(WHAT YOU HAVE TO DO)
Report the count of lines holding "Слайд" in the records, with no other words.

(RECORDED DATA)

----

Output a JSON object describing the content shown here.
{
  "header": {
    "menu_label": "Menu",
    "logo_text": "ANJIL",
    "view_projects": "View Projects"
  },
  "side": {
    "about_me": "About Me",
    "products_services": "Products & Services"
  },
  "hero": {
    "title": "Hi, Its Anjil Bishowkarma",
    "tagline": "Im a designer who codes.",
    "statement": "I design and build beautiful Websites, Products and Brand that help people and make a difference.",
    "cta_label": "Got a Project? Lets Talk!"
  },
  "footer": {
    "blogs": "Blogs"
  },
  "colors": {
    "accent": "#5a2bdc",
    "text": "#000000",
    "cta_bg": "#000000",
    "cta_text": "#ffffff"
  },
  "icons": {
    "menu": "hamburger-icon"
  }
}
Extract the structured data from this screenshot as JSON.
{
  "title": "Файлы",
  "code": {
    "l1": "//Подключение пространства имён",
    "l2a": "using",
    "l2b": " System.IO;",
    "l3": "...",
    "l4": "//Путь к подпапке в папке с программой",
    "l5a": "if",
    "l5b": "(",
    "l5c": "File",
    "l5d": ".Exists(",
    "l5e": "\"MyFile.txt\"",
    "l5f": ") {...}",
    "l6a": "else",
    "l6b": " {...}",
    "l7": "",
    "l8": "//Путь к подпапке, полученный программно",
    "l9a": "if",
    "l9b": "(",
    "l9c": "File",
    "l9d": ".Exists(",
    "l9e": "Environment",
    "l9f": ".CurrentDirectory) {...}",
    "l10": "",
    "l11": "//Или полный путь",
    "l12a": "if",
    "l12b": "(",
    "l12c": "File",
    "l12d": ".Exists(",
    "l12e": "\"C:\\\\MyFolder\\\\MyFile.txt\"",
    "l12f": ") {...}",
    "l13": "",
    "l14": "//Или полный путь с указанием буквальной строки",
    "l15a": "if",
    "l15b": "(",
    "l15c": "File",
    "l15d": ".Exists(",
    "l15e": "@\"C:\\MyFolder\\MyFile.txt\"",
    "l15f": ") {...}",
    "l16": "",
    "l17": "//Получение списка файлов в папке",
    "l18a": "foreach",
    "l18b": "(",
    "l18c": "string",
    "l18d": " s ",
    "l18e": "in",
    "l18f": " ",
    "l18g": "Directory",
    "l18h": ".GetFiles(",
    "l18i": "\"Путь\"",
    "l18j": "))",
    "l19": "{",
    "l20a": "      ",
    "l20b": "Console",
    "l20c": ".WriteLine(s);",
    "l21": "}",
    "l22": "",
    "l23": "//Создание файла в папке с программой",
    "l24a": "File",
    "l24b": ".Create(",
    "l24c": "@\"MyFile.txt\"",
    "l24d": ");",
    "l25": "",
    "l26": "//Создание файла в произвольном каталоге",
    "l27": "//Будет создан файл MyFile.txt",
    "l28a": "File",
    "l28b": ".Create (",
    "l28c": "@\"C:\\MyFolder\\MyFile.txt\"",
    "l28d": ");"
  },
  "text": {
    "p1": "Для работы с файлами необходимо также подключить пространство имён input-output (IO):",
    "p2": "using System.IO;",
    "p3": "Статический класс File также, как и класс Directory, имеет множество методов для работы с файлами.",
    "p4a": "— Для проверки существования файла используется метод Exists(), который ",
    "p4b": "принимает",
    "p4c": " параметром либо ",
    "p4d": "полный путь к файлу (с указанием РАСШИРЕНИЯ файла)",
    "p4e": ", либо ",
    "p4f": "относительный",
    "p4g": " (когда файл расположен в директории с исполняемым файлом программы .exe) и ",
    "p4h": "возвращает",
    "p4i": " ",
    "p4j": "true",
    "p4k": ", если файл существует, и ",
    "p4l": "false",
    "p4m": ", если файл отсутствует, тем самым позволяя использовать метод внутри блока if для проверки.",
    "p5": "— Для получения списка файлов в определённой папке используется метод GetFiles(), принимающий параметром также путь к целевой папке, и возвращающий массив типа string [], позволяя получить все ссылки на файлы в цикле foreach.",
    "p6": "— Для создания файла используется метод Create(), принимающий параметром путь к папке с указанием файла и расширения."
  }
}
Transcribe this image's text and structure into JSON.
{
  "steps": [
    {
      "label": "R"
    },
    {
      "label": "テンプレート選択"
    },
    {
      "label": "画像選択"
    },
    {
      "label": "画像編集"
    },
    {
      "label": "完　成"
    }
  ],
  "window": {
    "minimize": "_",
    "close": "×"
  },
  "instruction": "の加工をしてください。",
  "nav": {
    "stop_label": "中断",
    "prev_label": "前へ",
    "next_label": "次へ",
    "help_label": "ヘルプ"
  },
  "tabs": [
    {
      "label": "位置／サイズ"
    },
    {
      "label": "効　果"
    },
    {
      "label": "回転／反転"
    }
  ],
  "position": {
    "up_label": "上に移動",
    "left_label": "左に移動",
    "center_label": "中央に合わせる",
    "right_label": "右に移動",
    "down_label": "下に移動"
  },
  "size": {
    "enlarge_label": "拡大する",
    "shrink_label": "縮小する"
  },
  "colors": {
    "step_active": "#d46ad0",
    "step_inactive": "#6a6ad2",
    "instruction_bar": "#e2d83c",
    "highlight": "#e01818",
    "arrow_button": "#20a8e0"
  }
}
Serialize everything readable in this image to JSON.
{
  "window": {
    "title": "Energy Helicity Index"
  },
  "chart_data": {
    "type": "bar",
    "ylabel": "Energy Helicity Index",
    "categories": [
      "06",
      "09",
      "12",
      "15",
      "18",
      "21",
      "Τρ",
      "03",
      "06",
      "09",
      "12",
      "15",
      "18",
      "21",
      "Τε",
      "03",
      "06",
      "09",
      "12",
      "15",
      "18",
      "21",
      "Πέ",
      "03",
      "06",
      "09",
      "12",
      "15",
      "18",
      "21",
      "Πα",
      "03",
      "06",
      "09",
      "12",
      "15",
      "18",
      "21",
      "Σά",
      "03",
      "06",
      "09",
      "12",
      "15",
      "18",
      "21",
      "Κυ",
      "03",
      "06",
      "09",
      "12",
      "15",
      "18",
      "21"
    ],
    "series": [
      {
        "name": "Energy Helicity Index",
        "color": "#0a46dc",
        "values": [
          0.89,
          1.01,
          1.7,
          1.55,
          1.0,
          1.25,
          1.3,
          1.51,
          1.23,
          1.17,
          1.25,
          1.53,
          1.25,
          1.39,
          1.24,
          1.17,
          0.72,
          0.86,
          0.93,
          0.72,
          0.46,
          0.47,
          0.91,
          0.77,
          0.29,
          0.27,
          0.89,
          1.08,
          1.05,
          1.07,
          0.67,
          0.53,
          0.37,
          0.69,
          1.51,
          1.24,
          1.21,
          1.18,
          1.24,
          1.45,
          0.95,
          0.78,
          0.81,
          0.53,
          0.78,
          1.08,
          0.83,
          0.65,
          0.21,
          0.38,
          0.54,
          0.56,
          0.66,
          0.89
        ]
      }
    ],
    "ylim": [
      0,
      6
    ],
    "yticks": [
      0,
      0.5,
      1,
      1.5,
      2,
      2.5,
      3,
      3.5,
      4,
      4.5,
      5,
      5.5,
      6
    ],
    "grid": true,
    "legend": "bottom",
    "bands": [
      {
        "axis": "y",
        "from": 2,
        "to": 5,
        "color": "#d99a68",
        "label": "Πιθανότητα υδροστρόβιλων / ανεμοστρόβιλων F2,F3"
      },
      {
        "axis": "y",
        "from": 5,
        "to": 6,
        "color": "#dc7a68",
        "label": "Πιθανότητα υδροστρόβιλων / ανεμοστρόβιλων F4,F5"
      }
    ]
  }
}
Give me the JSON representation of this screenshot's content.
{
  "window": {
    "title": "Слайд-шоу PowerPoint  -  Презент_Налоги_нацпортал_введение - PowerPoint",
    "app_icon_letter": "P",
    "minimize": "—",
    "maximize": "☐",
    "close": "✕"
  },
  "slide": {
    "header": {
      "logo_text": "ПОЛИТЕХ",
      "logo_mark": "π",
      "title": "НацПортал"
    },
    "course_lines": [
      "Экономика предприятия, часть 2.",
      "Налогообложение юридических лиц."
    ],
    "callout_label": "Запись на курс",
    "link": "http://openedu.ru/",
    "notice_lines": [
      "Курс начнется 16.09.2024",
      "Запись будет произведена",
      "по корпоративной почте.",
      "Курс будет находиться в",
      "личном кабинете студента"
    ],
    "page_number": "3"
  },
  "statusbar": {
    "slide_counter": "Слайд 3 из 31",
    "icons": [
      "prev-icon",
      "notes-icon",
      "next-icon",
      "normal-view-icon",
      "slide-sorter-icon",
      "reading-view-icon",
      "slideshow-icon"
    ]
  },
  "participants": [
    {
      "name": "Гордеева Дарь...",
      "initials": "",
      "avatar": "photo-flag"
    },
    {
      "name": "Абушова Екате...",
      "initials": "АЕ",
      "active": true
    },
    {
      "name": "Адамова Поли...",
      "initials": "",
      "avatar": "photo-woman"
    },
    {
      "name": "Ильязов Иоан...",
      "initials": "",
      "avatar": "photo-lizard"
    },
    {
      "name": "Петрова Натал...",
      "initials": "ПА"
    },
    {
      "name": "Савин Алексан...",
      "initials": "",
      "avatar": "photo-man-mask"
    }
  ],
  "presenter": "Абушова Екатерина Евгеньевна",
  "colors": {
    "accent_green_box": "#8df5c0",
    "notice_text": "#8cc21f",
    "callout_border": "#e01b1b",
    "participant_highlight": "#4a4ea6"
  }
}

----

(ANSWER)
2